Rewrite the data below, changing every "Patent image size" to "Drawing dimensions" and leaving all other text as it is.

----- INPUT FOR THIS TASK -----

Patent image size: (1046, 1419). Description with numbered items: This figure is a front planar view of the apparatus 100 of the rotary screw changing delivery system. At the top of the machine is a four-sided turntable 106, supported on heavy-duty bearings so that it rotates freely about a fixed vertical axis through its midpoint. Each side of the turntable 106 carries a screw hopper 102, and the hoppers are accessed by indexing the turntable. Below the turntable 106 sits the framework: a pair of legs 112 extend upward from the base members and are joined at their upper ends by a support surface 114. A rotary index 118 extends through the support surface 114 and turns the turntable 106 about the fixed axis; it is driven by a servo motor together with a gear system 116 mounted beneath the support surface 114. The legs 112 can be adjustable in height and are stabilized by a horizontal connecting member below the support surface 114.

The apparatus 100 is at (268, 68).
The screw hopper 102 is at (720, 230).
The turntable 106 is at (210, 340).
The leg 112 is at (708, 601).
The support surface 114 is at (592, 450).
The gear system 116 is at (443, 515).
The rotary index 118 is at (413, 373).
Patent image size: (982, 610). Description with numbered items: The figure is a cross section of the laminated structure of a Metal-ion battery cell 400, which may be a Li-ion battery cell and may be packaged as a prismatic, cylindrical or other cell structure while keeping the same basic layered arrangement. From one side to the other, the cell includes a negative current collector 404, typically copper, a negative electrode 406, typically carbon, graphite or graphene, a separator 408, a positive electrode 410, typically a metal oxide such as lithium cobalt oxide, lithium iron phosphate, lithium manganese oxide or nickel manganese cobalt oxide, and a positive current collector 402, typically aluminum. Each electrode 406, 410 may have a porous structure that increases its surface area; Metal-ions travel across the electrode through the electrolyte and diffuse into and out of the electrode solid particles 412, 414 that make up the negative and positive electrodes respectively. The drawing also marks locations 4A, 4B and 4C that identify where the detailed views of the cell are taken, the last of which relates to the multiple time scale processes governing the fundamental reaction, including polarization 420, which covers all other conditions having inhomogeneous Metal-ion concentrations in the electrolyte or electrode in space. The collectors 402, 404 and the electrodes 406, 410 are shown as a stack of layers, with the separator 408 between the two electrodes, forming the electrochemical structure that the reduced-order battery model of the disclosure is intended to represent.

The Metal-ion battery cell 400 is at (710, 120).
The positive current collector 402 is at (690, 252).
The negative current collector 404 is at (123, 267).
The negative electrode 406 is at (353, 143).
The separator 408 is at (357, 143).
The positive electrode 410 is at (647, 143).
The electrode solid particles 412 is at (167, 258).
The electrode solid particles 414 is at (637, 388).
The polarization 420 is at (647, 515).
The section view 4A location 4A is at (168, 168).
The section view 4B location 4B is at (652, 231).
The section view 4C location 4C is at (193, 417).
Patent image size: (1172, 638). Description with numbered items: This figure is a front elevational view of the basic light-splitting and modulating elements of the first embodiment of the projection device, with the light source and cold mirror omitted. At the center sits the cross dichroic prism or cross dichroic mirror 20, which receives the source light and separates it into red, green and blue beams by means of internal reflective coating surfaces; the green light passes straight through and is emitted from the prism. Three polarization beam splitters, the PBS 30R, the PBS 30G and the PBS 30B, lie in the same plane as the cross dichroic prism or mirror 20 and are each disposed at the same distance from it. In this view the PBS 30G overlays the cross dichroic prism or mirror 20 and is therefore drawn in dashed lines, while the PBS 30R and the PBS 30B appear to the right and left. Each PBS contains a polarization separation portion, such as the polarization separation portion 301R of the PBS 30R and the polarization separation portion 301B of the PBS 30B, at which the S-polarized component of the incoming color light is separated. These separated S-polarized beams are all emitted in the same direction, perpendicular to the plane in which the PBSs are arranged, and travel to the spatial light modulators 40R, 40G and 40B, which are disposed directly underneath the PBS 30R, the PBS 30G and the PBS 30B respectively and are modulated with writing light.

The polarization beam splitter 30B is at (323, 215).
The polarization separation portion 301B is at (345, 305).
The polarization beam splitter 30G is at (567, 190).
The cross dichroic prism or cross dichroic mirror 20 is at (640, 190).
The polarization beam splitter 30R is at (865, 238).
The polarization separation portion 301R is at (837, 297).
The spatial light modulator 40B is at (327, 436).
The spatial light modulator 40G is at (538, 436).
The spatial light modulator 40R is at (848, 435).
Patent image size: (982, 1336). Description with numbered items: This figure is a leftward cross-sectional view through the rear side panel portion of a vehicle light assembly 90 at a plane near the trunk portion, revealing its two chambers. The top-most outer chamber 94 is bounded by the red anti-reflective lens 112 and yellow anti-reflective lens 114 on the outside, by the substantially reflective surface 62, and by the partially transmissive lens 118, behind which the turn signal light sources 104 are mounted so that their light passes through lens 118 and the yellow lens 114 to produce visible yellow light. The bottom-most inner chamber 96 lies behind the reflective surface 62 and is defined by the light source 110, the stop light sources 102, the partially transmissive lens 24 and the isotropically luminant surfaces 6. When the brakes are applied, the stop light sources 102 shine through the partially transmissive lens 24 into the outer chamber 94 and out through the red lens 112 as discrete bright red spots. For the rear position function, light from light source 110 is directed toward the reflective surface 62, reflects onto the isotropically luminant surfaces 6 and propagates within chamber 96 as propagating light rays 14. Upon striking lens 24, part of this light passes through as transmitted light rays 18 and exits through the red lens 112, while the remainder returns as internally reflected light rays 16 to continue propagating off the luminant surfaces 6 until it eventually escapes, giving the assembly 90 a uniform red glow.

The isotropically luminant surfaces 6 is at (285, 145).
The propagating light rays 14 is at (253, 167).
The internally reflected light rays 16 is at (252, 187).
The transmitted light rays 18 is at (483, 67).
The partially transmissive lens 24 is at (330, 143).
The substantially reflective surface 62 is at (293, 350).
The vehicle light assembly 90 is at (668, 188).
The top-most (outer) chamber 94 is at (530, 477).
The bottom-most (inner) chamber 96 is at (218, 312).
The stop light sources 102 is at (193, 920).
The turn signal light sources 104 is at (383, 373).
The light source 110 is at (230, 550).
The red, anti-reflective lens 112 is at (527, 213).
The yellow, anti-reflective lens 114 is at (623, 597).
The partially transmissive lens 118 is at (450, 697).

-----

| RESPONSE TO THIS EXERCISE |
Drawing dimensions: (1046, 1419). Description with numbered items: This figure is a front planar view of the apparatus 100 of the rotary screw changing delivery system. At the top of the machine is a four-sided turntable 106, supported on heavy-duty bearings so that it rotates freely about a fixed vertical axis through its midpoint. Each side of the turntable 106 carries a screw hopper 102, and the hoppers are accessed by indexing the turntable. Below the turntable 106 sits the framework: a pair of legs 112 extend upward from the base members and are joined at their upper ends by a support surface 114. A rotary index 118 extends through the support surface 114 and turns the turntable 106 about the fixed axis; it is driven by a servo motor together with a gear system 116 mounted beneath the support surface 114. The legs 112 can be adjustable in height and are stabilized by a horizontal connecting member below the support surface 114.

The apparatus 100 is at (268, 68).
The screw hopper 102 is at (720, 230).
The turntable 106 is at (210, 340).
The leg 112 is at (708, 601).
The support surface 114 is at (592, 450).
The gear system 116 is at (443, 515).
The rotary index 118 is at (413, 373).
Drawing dimensions: (982, 610). Description with numbered items: The figure is a cross section of the laminated structure of a Metal-ion battery cell 400, which may be a Li-ion battery cell and may be packaged as a prismatic, cylindrical or other cell structure while keeping the same basic layered arrangement. From one side to the other, the cell includes a negative current collector 404, typically copper, a negative electrode 406, typically carbon, graphite or graphene, a separator 408, a positive electrode 410, typically a metal oxide such as lithium cobalt oxide, lithium iron phosphate, lithium manganese oxide or nickel manganese cobalt oxide, and a positive current collector 402, typically aluminum. Each electrode 406, 410 may have a porous structure that increases its surface area; Metal-ions travel across the electrode through the electrolyte and diffuse into and out of the electrode solid particles 412, 414 that make up the negative and positive electrodes respectively. The drawing also marks locations 4A, 4B and 4C that identify where the detailed views of the cell are taken, the last of which relates to the multiple time scale processes governing the fundamental reaction, including polarization 420, which covers all other conditions having inhomogeneous Metal-ion concentrations in the electrolyte or electrode in space. The collectors 402, 404 and the electrodes 406, 410 are shown as a stack of layers, with the separator 408 between the two electrodes, forming the electrochemical structure that the reduced-order battery model of the disclosure is intended to represent.

The Metal-ion battery cell 400 is at (710, 120).
The positive current collector 402 is at (690, 252).
The negative current collector 404 is at (123, 267).
The negative electrode 406 is at (353, 143).
The separator 408 is at (357, 143).
The positive electrode 410 is at (647, 143).
The electrode solid particles 412 is at (167, 258).
The electrode solid particles 414 is at (637, 388).
The polarization 420 is at (647, 515).
The section view 4A location 4A is at (168, 168).
The section view 4B location 4B is at (652, 231).
The section view 4C location 4C is at (193, 417).
Drawing dimensions: (1172, 638). Description with numbered items: This figure is a front elevational view of the basic light-splitting and modulating elements of the first embodiment of the projection device, with the light source and cold mirror omitted. At the center sits the cross dichroic prism or cross dichroic mirror 20, which receives the source light and separates it into red, green and blue beams by means of internal reflective coating surfaces; the green light passes straight through and is emitted from the prism. Three polarization beam splitters, the PBS 30R, the PBS 30G and the PBS 30B, lie in the same plane as the cross dichroic prism or mirror 20 and are each disposed at the same distance from it. In this view the PBS 30G overlays the cross dichroic prism or mirror 20 and is therefore drawn in dashed lines, while the PBS 30R and the PBS 30B appear to the right and left. Each PBS contains a polarization separation portion, such as the polarization separation portion 301R of the PBS 30R and the polarization separation portion 301B of the PBS 30B, at which the S-polarized component of the incoming color light is separated. These separated S-polarized beams are all emitted in the same direction, perpendicular to the plane in which the PBSs are arranged, and travel to the spatial light modulators 40R, 40G and 40B, which are disposed directly underneath the PBS 30R, the PBS 30G and the PBS 30B respectively and are modulated with writing light.

The polarization beam splitter 30B is at (323, 215).
The polarization separation portion 301B is at (345, 305).
The polarization beam splitter 30G is at (567, 190).
The cross dichroic prism or cross dichroic mirror 20 is at (640, 190).
The polarization beam splitter 30R is at (865, 238).
The polarization separation portion 301R is at (837, 297).
The spatial light modulator 40B is at (327, 436).
The spatial light modulator 40G is at (538, 436).
The spatial light modulator 40R is at (848, 435).
Drawing dimensions: (982, 1336). Description with numbered items: This figure is a leftward cross-sectional view through the rear side panel portion of a vehicle light assembly 90 at a plane near the trunk portion, revealing its two chambers. The top-most outer chamber 94 is bounded by the red anti-reflective lens 112 and yellow anti-reflective lens 114 on the outside, by the substantially reflective surface 62, and by the partially transmissive lens 118, behind which the turn signal light sources 104 are mounted so that their light passes through lens 118 and the yellow lens 114 to produce visible yellow light. The bottom-most inner chamber 96 lies behind the reflective surface 62 and is defined by the light source 110, the stop light sources 102, the partially transmissive lens 24 and the isotropically luminant surfaces 6. When the brakes are applied, the stop light sources 102 shine through the partially transmissive lens 24 into the outer chamber 94 and out through the red lens 112 as discrete bright red spots. For the rear position function, light from light source 110 is directed toward the reflective surface 62, reflects onto the isotropically luminant surfaces 6 and propagates within chamber 96 as propagating light rays 14. Upon striking lens 24, part of this light passes through as transmitted light rays 18 and exits through the red lens 112, while the remainder returns as internally reflected light rays 16 to continue propagating off the luminant surfaces 6 until it eventually escapes, giving the assembly 90 a uniform red glow.

The isotropically luminant surfaces 6 is at (285, 145).
The propagating light rays 14 is at (253, 167).
The internally reflected light rays 16 is at (252, 187).
The transmitted light rays 18 is at (483, 67).
The partially transmissive lens 24 is at (330, 143).
The substantially reflective surface 62 is at (293, 350).
The vehicle light assembly 90 is at (668, 188).
The top-most (outer) chamber 94 is at (530, 477).
The bottom-most (inner) chamber 96 is at (218, 312).
The stop light sources 102 is at (193, 920).
The turn signal light sources 104 is at (383, 373).
The light source 110 is at (230, 550).
The red, anti-reflective lens 112 is at (527, 213).
The yellow, anti-reflective lens 114 is at (623, 597).
The partially transmissive lens 118 is at (450, 697).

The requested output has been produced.